REQUIREMENT:
Please give nothing except the number of lines in the records below that include the word "incorrect".

TASK DATA:

Segment Open

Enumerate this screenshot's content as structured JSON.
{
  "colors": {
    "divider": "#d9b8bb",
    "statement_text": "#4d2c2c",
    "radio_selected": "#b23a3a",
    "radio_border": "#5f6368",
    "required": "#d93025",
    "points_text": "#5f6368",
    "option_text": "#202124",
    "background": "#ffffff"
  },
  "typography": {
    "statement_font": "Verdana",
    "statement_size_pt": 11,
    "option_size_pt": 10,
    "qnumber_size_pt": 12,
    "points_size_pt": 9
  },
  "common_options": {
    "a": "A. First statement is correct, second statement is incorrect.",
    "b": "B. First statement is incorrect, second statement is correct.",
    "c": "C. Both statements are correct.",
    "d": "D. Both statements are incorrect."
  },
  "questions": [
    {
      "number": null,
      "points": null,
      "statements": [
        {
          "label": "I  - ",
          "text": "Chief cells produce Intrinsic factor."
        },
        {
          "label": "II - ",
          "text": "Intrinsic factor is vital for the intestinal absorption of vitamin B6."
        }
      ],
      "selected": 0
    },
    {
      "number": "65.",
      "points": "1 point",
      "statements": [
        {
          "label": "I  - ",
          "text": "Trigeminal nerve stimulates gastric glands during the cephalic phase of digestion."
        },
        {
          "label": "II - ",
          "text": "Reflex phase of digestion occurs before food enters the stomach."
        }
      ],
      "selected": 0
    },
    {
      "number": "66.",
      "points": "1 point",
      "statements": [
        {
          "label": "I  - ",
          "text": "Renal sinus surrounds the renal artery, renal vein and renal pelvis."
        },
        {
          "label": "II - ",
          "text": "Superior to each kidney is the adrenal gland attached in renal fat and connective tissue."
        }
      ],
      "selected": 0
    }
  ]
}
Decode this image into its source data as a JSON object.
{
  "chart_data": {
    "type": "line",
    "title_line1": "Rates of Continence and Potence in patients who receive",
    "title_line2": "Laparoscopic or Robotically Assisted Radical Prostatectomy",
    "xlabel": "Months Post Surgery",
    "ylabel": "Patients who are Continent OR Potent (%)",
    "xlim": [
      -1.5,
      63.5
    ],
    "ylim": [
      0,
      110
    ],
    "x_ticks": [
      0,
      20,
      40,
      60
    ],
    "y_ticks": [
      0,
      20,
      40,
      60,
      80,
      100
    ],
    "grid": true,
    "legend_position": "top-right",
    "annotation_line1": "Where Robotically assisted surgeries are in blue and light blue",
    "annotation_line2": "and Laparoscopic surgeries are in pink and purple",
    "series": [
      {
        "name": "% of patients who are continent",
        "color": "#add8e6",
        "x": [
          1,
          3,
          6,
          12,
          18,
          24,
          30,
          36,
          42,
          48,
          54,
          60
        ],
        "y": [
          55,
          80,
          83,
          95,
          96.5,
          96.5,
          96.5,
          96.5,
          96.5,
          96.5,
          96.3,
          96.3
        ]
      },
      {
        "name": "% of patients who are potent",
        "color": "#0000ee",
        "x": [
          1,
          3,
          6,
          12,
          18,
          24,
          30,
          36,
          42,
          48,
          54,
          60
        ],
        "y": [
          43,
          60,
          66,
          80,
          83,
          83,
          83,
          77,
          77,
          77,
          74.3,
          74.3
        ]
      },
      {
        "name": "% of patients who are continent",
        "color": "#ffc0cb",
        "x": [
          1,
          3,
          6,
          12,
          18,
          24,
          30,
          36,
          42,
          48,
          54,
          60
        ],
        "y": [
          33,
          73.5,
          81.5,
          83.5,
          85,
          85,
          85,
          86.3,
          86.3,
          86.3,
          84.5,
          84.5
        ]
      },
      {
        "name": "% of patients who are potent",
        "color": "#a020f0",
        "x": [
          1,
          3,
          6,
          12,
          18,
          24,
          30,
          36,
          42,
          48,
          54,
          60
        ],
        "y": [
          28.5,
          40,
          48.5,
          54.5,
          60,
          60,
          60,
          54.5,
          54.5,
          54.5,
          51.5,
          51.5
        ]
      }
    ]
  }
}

Segment Closed

EXPECTED ANSWER:
3